Stored entries:

┄┄┄┄┄┄┄┄┄┄┄┄┄┄┄┄┄┄┄┄

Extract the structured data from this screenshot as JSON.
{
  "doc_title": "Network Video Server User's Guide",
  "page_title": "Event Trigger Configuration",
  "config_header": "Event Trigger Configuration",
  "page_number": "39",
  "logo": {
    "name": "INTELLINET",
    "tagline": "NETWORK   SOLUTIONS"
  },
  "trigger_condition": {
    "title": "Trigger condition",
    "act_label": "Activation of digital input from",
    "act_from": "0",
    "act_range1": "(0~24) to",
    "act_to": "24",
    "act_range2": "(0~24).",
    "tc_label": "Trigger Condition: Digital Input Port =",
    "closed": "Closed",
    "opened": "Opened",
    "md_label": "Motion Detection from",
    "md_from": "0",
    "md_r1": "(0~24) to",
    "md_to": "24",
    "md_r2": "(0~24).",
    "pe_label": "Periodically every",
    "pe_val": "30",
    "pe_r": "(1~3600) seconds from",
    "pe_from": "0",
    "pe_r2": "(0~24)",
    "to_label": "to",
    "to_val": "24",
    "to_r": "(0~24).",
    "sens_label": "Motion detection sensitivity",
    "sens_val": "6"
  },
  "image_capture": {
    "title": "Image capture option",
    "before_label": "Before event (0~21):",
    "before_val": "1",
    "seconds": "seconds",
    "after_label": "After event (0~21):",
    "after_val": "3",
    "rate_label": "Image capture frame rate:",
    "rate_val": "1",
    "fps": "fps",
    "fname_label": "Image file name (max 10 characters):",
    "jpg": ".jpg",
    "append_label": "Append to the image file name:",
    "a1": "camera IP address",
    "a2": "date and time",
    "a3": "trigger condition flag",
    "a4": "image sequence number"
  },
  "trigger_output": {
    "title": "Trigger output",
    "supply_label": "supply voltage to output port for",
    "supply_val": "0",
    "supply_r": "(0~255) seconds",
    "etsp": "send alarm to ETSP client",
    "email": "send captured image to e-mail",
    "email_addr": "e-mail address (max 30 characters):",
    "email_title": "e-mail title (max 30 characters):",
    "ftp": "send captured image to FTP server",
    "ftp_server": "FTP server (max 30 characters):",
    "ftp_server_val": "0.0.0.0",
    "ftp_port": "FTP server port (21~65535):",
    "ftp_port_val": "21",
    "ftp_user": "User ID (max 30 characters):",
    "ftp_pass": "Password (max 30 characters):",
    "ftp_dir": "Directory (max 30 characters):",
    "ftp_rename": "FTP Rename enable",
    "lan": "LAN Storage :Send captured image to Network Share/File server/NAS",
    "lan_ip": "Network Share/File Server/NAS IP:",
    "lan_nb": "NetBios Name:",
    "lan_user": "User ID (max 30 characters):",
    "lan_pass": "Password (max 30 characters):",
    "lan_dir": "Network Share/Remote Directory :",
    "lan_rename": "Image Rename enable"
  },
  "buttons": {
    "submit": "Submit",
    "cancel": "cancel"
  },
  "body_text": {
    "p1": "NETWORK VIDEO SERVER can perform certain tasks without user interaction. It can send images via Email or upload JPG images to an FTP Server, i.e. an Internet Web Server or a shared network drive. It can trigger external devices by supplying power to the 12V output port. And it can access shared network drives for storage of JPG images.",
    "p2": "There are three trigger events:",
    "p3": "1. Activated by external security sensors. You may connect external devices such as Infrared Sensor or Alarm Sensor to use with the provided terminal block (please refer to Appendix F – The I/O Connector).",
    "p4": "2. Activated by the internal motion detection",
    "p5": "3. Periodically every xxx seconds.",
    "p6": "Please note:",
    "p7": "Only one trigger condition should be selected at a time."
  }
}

┄┄┄┄┄┄┄┄┄┄┄┄┄┄┄┄┄┄┄┄

YOUR INSTRUCTIONS
Say how many lines hold the word "every", giving the number and nothing else.

FULL OUTPUT
2